» **Challenge**
Return the records word for word. Any pictures in them are not part of the copy.

» **Stored rows**
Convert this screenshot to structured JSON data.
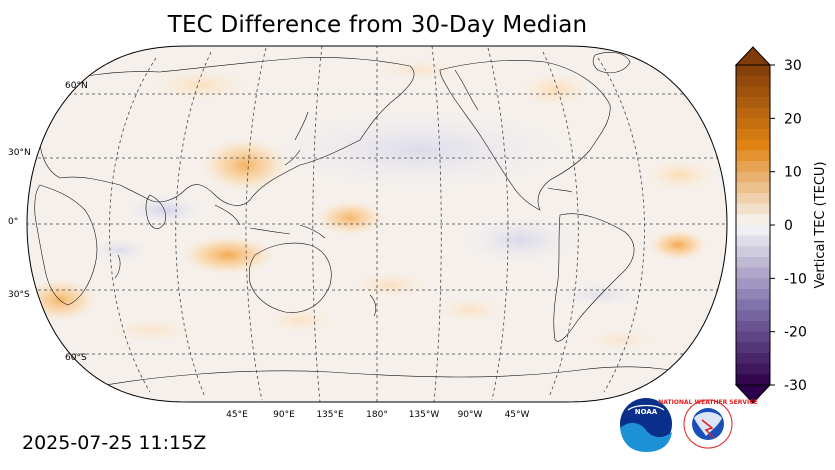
{
  "title": "TEC Difference from 30-Day Median",
  "timestamp": "2025-07-25 11:15Z",
  "map": {
    "projection": "Robinson",
    "central_longitude": 180,
    "lat_labels": [
      "60°N",
      "30°N",
      "0°",
      "30°S",
      "60°S"
    ],
    "lon_labels": [
      "45°E",
      "90°E",
      "135°E",
      "180°",
      "135°W",
      "90°W",
      "45°W"
    ],
    "gridlines": "dashed"
  },
  "colorbar": {
    "label": "Vertical TEC (TECU)",
    "ticks": [
      "30",
      "20",
      "10",
      "0",
      "-10",
      "-20",
      "-30"
    ],
    "range": [
      -30,
      30
    ],
    "extend": "both",
    "colors": {
      "high": "#7f3b08",
      "mid_high": "#e08214",
      "neutral": "#f7f7f7",
      "mid_low": "#8073ac",
      "low": "#2d004b"
    }
  },
  "logos": {
    "noaa": "NOAA",
    "nws": "NATIONAL WEATHER SERVICE"
  }
}
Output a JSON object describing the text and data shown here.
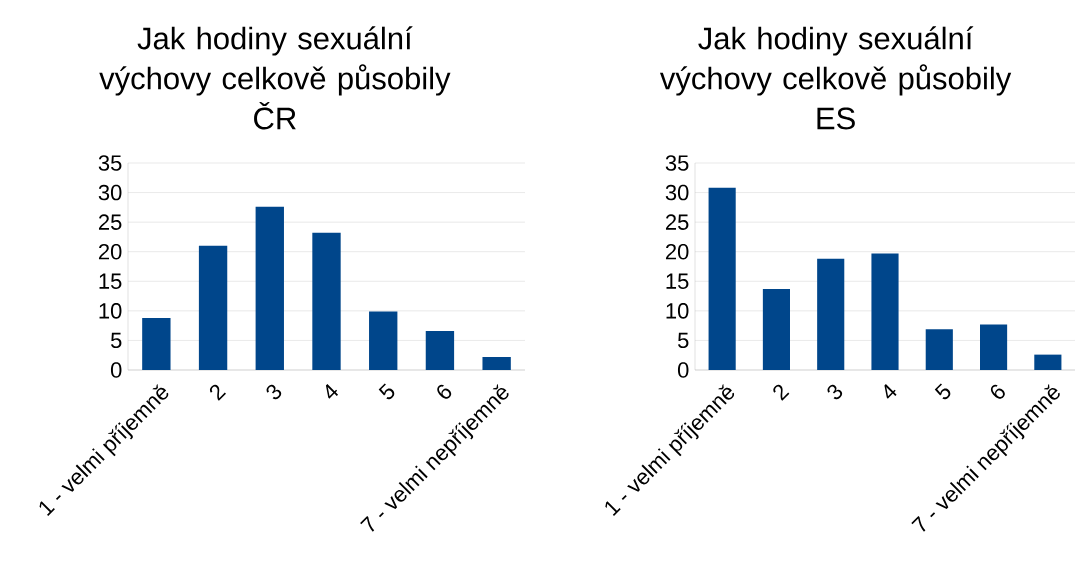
{
  "chart_data": [
    {
      "type": "bar",
      "title": "Jak hodiny sexuální výchovy celkově působily",
      "subtitle": "ČR",
      "categories": [
        "1 - velmi příjemně",
        "2",
        "3",
        "4",
        "5",
        "6",
        "7 - velmi nepříjemně"
      ],
      "values": [
        8.8,
        21.0,
        27.6,
        23.2,
        9.9,
        6.6,
        2.2
      ],
      "color": "#00468b",
      "ylim": [
        0,
        35
      ],
      "yticks": [
        0,
        5,
        10,
        15,
        20,
        25,
        30,
        35
      ],
      "grid": "y"
    },
    {
      "type": "bar",
      "title": "Jak hodiny sexuální výchovy celkově působily",
      "subtitle": "ES",
      "categories": [
        "1 - velmi příjemně",
        "2",
        "3",
        "4",
        "5",
        "6",
        "7 - velmi nepříjemně"
      ],
      "values": [
        30.8,
        13.7,
        18.8,
        19.7,
        6.9,
        7.7,
        2.6
      ],
      "color": "#00468b",
      "ylim": [
        0,
        35
      ],
      "yticks": [
        0,
        5,
        10,
        15,
        20,
        25,
        30,
        35
      ],
      "grid": "y"
    }
  ]
}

» **Task response**
Convert this screenshot to structured JSON data.
{
  "title": "TEC Difference from 30-Day Median",
  "timestamp": "2025-07-25 11:15Z",
  "map": {
    "projection": "Robinson",
    "central_longitude": 180,
    "lat_labels": [
      "60°N",
      "30°N",
      "0°",
      "30°S",
      "60°S"
    ],
    "lon_labels": [
      "45°E",
      "90°E",
      "135°E",
      "180°",
      "135°W",
      "90°W",
      "45°W"
    ],
    "gridlines": "dashed"
  },
  "colorbar": {
    "label": "Vertical TEC (TECU)",
    "ticks": [
      "30",
      "20",
      "10",
      "0",
      "-10",
      "-20",
      "-30"
    ],
    "range": [
      -30,
      30
    ],
    "extend": "both",
    "colors": {
      "high": "#7f3b08",
      "mid_high": "#e08214",
      "neutral": "#f7f7f7",
      "mid_low": "#8073ac",
      "low": "#2d004b"
    }
  },
  "logos": {
    "noaa": "NOAA",
    "nws": "NATIONAL WEATHER SERVICE"
  }
}
Output a JSON object describing the text and data shown here.
{
  "chart_data": [
    {
      "type": "bar",
      "title": "Jak hodiny sexuální výchovy celkově působily",
      "subtitle": "ČR",
      "categories": [
        "1 - velmi příjemně",
        "2",
        "3",
        "4",
        "5",
        "6",
        "7 - velmi nepříjemně"
      ],
      "values": [
        8.8,
        21.0,
        27.6,
        23.2,
        9.9,
        6.6,
        2.2
      ],
      "color": "#00468b",
      "ylim": [
        0,
        35
      ],
      "yticks": [
        0,
        5,
        10,
        15,
        20,
        25,
        30,
        35
      ],
      "grid": "y"
    },
    {
      "type": "bar",
      "title": "Jak hodiny sexuální výchovy celkově působily",
      "subtitle": "ES",
      "categories": [
        "1 - velmi příjemně",
        "2",
        "3",
        "4",
        "5",
        "6",
        "7 - velmi nepříjemně"
      ],
      "values": [
        30.8,
        13.7,
        18.8,
        19.7,
        6.9,
        7.7,
        2.6
      ],
      "color": "#00468b",
      "ylim": [
        0,
        35
      ],
      "yticks": [
        0,
        5,
        10,
        15,
        20,
        25,
        30,
        35
      ],
      "grid": "y"
    }
  ]
}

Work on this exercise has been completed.